- Stated task
Search the material for the word "Edit" and copy each line that holds it.

- Stored data
↓↓↓

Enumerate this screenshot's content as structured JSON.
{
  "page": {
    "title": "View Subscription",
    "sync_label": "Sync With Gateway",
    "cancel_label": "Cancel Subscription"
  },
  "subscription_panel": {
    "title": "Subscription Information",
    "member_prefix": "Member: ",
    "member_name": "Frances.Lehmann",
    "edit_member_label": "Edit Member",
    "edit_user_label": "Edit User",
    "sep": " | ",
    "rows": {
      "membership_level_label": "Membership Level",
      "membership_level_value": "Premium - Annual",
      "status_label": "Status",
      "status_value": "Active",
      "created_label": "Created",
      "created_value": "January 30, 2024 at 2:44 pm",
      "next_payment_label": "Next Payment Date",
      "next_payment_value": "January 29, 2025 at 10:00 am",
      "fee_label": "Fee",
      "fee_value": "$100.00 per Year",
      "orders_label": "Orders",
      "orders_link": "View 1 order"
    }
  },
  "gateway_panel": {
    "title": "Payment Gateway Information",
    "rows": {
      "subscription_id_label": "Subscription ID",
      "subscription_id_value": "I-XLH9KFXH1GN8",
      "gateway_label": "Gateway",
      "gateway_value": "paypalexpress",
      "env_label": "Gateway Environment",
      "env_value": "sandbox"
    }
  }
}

↑↑↑

- Result of this exercise
    "edit_member_label": "Edit Member",
    "edit_user_label": "Edit User",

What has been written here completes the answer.